(Figure contents as structured data)
— BEGIN —

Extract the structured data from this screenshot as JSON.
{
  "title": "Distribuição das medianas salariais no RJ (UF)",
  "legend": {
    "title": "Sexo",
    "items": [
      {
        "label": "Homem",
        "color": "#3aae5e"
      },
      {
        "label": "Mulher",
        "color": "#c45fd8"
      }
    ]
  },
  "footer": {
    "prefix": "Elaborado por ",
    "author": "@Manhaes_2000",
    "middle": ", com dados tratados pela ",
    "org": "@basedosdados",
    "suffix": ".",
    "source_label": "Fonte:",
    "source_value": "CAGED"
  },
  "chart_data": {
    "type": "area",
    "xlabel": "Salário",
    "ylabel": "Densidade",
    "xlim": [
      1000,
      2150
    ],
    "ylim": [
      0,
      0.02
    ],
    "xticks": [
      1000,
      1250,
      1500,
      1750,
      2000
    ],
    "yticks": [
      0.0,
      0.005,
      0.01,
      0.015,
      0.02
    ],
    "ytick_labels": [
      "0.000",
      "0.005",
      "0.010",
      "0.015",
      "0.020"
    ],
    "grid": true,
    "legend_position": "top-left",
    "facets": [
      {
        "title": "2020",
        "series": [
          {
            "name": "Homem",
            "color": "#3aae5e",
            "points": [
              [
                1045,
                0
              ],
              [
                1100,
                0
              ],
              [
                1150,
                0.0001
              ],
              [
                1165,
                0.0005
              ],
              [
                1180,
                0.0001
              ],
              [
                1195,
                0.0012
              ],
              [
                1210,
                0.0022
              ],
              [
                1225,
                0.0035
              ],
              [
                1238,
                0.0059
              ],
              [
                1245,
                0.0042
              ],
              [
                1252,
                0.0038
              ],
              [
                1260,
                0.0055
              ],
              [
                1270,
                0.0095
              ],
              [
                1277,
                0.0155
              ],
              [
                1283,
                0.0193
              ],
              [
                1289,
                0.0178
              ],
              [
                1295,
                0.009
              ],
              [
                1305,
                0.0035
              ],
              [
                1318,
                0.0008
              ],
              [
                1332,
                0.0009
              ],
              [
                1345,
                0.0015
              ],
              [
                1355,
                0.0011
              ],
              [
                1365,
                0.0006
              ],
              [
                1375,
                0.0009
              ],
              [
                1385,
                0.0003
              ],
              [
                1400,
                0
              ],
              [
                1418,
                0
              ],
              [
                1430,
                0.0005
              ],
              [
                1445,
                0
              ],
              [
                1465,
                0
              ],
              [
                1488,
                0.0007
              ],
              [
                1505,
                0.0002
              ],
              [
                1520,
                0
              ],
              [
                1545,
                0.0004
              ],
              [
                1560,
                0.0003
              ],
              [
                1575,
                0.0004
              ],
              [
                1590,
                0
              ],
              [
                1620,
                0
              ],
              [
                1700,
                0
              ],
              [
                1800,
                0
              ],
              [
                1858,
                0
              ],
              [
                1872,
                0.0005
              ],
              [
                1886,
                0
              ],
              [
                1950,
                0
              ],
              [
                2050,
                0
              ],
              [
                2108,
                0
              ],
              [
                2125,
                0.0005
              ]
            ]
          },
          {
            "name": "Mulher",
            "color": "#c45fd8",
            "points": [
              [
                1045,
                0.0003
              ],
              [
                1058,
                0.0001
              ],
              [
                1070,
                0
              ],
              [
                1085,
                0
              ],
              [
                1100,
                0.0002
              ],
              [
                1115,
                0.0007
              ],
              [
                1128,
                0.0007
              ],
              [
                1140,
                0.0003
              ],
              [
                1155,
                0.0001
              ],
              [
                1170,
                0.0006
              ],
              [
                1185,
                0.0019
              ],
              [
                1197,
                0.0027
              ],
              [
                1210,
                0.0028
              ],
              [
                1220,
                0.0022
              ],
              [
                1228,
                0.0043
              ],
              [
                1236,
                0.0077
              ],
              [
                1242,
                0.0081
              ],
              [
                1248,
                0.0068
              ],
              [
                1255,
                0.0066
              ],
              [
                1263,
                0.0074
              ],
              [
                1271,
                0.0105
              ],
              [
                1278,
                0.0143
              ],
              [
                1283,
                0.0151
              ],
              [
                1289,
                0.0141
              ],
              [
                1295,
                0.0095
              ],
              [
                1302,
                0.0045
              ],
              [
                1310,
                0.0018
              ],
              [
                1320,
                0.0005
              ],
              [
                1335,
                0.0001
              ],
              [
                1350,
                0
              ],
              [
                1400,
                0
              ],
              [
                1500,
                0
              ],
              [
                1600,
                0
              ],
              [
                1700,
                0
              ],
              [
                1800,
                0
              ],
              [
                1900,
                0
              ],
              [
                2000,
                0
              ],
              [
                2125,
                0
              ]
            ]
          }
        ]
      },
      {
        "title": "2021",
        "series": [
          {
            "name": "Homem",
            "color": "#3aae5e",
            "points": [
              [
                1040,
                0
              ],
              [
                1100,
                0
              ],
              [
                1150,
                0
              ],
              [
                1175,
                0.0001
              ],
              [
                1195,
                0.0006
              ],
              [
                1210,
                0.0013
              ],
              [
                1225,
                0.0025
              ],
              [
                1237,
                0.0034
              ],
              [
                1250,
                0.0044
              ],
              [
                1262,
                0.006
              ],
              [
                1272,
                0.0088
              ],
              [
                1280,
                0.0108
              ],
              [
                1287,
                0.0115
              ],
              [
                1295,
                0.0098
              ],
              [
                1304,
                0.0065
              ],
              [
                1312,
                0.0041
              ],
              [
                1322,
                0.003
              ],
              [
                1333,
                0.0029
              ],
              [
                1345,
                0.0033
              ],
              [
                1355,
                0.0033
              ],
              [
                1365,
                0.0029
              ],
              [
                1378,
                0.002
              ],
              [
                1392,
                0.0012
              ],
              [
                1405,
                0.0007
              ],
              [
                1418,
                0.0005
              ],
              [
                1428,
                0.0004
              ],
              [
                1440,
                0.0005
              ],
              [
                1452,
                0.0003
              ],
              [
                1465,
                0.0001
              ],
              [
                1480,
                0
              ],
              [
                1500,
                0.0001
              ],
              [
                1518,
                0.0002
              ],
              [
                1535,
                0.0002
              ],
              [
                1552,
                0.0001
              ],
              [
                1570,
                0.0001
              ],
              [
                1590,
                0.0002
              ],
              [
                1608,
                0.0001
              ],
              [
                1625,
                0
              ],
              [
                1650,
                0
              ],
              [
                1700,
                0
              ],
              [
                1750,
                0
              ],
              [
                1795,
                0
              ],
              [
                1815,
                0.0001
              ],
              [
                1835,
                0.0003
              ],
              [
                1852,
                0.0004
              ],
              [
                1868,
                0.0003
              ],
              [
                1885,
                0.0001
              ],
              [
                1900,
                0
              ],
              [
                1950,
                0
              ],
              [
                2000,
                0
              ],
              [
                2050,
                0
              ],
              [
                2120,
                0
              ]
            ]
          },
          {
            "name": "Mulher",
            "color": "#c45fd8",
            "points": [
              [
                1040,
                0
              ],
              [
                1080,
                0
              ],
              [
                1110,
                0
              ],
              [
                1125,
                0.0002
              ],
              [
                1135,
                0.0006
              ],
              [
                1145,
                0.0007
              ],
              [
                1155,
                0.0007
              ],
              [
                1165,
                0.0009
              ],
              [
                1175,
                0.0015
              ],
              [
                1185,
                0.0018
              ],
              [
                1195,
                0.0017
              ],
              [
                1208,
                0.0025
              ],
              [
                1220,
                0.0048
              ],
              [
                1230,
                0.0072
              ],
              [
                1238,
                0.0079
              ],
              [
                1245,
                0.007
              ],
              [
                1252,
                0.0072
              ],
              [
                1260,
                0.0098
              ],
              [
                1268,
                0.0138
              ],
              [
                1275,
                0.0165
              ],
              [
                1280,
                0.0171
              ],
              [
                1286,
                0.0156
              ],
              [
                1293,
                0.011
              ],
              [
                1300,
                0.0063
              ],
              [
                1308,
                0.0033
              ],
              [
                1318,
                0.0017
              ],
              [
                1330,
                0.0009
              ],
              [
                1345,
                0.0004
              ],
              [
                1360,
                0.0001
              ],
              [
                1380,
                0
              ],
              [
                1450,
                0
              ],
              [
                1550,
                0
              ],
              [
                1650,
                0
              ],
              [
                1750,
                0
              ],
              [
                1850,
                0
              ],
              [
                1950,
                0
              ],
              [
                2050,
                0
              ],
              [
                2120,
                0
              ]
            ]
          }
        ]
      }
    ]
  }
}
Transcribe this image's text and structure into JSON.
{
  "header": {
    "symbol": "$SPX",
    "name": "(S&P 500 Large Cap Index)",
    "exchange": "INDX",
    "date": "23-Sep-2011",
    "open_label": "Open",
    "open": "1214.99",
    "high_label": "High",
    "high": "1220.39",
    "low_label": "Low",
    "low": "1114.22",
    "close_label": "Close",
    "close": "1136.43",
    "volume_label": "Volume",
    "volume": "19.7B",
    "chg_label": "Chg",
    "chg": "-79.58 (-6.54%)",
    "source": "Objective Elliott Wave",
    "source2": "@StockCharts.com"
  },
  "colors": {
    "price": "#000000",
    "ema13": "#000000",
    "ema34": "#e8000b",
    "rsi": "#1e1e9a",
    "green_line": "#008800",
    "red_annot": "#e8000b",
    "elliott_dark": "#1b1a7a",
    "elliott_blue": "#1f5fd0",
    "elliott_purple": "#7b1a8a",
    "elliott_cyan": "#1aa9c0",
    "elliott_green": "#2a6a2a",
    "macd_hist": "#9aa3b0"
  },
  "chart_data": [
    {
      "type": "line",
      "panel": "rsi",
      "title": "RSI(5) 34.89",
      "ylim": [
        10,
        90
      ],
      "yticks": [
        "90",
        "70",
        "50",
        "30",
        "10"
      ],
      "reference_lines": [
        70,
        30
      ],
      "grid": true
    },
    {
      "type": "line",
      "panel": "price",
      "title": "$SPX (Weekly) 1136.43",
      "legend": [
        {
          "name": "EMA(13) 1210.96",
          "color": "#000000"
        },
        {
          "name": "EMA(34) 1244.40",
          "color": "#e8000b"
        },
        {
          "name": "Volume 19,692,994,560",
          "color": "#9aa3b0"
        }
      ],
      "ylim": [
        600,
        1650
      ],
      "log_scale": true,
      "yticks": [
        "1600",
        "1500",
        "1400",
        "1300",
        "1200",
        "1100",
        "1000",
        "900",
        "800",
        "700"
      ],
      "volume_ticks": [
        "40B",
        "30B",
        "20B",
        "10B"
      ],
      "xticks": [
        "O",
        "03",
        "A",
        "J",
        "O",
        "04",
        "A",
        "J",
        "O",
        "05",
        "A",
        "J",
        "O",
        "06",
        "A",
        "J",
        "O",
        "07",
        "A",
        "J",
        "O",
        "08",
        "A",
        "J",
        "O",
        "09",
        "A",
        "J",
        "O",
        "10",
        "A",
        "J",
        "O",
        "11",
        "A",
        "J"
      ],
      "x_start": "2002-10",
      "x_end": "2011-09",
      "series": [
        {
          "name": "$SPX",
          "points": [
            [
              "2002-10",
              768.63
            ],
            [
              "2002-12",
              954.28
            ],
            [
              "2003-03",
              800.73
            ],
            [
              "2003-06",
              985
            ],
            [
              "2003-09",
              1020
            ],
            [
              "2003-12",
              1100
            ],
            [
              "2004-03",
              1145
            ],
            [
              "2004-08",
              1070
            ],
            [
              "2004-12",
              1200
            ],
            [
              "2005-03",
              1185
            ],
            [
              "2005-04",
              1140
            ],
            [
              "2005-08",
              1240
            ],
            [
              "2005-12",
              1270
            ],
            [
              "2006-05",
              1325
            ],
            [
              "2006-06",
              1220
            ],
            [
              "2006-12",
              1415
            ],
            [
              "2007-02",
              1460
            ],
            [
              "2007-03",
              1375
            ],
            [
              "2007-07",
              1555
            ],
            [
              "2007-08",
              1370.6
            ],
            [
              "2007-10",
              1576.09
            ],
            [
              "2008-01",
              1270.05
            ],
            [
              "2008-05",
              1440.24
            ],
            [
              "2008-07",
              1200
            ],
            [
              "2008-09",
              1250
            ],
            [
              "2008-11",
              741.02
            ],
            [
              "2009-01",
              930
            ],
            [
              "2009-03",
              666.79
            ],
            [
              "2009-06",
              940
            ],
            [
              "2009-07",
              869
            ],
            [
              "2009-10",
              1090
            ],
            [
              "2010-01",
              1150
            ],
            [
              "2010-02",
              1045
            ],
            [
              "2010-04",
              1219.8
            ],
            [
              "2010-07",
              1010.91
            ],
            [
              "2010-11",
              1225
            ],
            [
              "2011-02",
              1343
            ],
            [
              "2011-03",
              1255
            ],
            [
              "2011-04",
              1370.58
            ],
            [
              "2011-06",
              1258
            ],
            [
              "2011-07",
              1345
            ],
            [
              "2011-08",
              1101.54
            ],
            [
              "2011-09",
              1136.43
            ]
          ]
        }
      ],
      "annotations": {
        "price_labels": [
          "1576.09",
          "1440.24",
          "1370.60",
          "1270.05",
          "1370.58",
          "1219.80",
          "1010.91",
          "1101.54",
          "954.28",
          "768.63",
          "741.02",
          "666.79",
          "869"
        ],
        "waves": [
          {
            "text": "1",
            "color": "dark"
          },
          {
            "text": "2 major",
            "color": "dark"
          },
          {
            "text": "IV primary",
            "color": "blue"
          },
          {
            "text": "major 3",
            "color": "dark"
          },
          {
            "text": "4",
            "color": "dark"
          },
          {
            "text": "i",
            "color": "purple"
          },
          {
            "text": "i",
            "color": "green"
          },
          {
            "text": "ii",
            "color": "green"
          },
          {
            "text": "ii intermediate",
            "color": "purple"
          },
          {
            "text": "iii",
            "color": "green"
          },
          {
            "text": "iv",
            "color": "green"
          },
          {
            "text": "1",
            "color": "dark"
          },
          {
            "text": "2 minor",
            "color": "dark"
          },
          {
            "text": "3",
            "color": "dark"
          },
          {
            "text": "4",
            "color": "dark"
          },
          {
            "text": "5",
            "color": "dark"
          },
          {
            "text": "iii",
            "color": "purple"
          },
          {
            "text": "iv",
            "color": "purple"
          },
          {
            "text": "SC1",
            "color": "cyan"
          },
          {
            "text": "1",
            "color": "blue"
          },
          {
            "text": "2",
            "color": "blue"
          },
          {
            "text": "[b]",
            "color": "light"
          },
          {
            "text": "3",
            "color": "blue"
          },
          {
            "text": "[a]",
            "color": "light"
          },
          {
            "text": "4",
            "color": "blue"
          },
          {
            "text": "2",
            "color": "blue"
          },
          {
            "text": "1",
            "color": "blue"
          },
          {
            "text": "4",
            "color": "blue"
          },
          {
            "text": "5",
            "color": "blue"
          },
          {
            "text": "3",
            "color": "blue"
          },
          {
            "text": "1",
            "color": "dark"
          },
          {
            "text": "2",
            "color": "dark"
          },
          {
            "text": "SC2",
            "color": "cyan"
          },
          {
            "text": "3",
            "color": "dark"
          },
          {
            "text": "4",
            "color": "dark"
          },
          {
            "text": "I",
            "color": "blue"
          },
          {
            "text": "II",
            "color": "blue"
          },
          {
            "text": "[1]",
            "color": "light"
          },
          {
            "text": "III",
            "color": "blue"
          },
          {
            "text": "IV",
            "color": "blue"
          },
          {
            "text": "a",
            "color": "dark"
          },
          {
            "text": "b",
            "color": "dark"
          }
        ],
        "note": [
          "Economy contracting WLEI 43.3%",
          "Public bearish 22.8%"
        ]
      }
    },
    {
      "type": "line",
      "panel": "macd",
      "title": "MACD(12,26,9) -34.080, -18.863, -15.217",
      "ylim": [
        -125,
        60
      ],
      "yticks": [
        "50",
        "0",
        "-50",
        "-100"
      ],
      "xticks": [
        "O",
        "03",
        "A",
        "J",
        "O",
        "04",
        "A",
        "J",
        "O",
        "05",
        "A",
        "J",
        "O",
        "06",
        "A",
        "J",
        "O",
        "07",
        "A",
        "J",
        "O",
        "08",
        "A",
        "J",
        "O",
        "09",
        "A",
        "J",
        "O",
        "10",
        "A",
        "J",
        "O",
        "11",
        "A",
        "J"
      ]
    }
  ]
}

— END —

§ Short problem
In the entries above, find each line with the word "name" and copy it.

§ Answer in full
            "name": "Homem",
            "name": "Mulher",
            "name": "Homem",
            "name": "Mulher",
    "name": "(S&P 500 Large Cap Index)",
          "name": "EMA(13) 1210.96",
          "name": "EMA(34) 1244.40",
          "name": "Volume 19,692,994,560",
          "name": "$SPX",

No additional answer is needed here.